▶ _CHALLENGE_
Determine how many lines below hold the string "xlabel". Reply with the number alone.

(Collected data)
_____

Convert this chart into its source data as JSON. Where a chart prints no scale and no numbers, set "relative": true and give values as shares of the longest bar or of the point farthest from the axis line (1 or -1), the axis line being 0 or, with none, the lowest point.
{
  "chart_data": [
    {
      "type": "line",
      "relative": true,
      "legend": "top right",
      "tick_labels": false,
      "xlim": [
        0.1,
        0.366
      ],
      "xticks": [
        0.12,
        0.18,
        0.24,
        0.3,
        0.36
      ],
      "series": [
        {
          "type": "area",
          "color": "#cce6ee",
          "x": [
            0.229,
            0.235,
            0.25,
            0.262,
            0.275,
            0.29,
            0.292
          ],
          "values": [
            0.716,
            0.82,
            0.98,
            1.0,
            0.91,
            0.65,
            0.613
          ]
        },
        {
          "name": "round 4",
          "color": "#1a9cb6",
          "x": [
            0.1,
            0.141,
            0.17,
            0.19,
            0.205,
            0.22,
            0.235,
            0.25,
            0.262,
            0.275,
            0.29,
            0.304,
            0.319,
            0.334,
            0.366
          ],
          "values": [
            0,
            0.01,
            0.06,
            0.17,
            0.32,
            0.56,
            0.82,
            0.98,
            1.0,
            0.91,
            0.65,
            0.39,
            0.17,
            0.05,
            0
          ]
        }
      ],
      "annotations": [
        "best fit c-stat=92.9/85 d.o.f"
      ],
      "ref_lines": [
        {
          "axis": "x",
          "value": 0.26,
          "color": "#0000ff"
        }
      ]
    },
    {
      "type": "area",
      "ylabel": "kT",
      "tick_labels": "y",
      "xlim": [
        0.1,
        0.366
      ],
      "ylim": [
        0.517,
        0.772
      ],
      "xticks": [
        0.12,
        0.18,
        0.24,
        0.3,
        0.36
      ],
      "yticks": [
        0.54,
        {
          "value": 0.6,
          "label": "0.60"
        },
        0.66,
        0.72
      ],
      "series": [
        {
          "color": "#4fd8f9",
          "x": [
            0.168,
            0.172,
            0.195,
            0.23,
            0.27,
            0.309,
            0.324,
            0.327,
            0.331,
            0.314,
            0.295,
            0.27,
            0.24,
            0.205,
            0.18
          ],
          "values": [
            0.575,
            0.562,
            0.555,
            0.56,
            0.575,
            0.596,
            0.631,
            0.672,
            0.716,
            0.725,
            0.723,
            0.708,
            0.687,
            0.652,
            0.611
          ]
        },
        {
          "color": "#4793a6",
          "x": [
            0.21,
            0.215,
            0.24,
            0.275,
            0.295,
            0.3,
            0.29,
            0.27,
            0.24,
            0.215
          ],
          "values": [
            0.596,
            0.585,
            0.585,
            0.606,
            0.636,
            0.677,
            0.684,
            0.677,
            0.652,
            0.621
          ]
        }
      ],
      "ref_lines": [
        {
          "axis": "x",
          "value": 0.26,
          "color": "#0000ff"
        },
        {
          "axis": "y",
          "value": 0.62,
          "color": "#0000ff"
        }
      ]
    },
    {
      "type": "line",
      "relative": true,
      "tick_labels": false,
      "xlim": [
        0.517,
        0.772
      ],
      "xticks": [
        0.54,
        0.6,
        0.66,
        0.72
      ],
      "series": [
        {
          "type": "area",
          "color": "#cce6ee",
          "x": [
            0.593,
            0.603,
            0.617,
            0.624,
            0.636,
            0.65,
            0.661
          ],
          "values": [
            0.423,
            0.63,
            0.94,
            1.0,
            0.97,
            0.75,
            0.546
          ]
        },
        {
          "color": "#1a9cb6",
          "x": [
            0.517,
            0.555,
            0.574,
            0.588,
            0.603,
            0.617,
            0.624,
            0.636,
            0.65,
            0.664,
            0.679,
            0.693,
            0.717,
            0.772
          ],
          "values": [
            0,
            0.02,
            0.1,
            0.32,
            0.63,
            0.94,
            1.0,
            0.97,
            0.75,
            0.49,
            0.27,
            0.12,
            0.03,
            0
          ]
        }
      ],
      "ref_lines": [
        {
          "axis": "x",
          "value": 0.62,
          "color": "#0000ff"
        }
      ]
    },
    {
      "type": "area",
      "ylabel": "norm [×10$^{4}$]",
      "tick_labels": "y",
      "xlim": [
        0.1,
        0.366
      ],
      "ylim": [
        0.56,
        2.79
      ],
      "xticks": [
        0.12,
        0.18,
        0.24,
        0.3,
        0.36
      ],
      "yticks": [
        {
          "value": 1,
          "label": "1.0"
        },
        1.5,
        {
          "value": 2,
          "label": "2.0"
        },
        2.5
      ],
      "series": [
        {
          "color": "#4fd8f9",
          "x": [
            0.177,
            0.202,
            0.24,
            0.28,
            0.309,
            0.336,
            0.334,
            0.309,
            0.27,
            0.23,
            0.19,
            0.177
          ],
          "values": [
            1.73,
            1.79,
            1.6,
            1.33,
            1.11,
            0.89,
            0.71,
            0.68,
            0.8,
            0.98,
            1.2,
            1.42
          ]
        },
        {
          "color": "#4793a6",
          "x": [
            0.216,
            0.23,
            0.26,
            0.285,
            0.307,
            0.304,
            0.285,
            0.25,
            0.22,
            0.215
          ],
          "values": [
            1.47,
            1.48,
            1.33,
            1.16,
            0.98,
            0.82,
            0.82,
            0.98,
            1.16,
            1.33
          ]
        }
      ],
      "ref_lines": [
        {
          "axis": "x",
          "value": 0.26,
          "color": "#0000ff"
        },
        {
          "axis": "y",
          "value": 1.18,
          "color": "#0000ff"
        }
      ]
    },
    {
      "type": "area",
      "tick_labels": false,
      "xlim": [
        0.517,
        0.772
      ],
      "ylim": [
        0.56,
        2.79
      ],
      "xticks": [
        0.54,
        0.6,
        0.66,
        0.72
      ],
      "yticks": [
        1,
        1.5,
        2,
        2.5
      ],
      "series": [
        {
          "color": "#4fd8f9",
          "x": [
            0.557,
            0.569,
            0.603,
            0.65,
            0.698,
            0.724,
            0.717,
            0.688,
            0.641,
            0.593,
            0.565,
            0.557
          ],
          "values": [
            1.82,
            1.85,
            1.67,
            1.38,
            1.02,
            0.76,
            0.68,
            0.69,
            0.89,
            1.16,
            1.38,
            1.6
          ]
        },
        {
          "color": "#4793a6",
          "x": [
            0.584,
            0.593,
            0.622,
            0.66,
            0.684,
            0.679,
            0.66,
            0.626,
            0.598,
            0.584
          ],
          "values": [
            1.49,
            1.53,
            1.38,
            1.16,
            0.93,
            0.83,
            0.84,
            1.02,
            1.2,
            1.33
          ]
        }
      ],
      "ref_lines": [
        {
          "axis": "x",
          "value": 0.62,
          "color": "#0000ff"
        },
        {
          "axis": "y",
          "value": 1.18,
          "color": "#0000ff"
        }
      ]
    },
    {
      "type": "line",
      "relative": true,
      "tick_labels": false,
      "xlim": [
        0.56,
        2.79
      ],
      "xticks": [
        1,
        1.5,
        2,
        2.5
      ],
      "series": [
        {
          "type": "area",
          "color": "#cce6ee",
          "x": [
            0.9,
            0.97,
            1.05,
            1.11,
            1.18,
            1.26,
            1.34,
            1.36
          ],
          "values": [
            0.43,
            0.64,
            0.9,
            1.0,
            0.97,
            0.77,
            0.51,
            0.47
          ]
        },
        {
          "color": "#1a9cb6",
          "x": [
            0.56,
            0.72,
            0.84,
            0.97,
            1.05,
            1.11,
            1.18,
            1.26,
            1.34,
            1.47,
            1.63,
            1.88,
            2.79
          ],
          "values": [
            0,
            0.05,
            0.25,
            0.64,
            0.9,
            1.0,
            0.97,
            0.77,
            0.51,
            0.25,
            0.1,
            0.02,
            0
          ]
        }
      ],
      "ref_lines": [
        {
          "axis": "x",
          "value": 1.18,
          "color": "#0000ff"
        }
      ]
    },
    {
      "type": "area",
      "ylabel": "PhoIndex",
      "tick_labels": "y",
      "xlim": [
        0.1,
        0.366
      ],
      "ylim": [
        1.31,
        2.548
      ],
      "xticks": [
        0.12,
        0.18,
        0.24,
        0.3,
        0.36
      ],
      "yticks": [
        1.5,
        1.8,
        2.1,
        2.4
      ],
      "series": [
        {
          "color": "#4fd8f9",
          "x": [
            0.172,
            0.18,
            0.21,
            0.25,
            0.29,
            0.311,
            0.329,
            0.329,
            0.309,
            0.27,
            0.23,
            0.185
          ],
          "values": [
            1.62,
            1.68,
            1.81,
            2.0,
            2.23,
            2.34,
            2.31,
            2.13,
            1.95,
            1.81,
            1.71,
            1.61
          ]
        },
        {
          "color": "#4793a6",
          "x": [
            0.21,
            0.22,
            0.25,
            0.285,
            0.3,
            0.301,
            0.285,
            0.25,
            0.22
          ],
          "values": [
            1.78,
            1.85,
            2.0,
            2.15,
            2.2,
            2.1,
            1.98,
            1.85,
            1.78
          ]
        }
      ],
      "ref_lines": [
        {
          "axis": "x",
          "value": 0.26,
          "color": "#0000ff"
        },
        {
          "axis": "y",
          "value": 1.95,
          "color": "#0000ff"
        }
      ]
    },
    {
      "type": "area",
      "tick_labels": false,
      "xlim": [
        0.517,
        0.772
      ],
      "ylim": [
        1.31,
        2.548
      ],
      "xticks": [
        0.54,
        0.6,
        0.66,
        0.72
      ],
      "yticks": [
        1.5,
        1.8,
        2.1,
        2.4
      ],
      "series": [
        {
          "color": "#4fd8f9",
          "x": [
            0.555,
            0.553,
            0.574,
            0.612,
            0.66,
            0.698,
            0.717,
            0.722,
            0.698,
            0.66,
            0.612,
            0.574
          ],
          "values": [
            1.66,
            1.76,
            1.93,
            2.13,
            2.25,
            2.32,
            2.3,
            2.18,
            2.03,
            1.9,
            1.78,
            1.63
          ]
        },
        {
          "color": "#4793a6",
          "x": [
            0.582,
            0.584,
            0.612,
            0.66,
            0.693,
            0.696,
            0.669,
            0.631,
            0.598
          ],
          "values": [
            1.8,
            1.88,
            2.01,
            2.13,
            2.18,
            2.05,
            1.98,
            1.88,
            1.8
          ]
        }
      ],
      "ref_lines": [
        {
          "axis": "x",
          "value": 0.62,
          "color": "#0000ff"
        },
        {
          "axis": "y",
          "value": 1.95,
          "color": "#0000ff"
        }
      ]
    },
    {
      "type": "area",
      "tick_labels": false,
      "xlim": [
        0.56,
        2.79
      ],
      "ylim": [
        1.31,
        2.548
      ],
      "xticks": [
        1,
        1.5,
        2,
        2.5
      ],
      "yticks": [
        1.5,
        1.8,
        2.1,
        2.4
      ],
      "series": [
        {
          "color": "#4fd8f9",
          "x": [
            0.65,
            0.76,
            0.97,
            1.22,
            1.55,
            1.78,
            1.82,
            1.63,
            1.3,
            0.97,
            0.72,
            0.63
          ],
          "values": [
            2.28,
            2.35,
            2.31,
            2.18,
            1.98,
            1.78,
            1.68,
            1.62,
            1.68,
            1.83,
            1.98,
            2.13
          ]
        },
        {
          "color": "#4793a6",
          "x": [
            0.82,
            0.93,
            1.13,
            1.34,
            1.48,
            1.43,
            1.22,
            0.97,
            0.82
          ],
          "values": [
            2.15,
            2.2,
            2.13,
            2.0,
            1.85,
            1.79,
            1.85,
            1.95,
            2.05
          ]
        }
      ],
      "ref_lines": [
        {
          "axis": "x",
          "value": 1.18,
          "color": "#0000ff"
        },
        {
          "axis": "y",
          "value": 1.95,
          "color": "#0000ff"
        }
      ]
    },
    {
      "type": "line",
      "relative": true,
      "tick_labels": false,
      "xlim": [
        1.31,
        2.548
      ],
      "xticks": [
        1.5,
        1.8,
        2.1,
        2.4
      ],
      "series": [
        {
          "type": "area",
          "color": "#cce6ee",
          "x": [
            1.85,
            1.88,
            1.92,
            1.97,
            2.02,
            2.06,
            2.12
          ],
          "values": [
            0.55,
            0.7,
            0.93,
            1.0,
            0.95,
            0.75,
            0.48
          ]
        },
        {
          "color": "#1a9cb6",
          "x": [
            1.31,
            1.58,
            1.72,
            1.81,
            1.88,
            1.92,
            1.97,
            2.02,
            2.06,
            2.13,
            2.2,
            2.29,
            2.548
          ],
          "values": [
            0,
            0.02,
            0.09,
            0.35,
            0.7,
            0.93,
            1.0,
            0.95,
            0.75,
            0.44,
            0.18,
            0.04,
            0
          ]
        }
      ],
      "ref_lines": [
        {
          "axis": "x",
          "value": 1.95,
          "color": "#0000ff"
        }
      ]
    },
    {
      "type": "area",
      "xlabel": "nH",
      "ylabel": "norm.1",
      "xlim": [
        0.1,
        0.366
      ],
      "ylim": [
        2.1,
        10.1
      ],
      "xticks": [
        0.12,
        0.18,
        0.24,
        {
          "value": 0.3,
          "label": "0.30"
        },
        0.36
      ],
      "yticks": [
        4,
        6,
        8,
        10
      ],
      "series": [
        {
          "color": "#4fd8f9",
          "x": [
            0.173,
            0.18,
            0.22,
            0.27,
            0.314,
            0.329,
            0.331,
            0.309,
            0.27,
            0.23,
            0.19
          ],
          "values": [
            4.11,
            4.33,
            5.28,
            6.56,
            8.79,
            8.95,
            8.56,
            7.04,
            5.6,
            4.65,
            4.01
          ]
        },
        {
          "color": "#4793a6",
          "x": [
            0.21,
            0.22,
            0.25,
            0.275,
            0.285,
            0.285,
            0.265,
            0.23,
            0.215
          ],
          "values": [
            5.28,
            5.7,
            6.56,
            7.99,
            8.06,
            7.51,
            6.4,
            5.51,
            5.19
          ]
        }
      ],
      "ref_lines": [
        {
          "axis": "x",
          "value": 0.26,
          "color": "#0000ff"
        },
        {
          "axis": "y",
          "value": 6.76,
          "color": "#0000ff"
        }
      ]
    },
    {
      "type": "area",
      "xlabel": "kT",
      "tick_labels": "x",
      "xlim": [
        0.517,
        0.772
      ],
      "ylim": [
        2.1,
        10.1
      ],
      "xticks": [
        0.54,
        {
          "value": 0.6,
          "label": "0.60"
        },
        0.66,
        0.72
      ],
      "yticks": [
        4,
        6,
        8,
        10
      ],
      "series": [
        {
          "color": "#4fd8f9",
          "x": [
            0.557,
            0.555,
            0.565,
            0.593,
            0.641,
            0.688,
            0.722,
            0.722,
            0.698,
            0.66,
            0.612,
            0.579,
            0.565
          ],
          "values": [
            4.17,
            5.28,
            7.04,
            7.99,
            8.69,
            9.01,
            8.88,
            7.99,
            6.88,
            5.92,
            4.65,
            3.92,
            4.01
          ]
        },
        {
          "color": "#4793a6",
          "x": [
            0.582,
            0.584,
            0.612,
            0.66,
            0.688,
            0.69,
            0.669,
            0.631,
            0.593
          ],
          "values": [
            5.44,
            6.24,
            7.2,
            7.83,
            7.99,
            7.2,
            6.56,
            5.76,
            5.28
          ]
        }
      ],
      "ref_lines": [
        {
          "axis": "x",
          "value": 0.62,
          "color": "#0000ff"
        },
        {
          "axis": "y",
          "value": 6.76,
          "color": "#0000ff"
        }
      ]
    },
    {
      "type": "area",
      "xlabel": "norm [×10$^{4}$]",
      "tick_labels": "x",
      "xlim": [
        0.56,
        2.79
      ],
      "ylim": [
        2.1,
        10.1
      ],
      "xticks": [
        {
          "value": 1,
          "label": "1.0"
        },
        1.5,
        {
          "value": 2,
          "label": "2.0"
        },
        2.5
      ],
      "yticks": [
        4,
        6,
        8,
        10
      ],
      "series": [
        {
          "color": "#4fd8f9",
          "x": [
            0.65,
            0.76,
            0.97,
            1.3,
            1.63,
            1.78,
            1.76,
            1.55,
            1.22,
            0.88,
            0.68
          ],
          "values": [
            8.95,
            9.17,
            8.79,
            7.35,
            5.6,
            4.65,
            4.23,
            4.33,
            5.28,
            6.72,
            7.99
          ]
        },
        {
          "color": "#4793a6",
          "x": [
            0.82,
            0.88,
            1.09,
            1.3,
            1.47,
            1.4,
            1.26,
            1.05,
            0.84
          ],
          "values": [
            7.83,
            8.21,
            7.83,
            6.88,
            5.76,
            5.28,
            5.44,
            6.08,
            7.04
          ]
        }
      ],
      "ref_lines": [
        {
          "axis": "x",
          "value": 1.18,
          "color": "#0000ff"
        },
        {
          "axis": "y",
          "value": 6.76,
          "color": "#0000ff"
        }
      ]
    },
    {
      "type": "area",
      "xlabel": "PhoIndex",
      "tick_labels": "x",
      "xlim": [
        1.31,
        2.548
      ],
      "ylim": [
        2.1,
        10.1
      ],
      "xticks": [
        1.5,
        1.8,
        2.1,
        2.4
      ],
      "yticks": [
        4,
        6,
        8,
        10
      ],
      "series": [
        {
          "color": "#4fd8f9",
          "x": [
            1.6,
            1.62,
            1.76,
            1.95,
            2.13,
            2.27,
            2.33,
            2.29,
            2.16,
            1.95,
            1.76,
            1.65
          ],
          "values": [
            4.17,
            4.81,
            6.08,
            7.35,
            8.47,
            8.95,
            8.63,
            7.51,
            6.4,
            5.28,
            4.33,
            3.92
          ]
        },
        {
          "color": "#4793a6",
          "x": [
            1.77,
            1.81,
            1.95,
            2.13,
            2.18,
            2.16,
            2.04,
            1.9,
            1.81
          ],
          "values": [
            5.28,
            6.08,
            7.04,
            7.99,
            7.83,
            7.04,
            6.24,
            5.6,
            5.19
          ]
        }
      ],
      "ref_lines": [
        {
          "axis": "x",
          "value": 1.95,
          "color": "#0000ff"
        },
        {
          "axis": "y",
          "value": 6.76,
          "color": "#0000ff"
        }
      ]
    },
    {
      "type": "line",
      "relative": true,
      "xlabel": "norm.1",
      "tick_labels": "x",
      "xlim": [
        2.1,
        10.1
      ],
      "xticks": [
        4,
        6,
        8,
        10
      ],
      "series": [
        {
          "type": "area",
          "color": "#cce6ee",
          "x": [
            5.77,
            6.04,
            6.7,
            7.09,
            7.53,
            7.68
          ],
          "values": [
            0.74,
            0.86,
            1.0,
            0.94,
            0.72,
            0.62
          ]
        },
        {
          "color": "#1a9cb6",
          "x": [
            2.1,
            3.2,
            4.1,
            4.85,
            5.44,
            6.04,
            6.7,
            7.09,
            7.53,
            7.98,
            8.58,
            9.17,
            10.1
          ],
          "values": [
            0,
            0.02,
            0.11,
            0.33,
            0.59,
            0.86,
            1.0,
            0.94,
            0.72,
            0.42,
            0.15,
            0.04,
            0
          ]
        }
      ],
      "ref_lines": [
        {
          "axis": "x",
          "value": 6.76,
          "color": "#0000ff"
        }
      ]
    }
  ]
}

_____

▶ _EXPECTED ANSWER_
5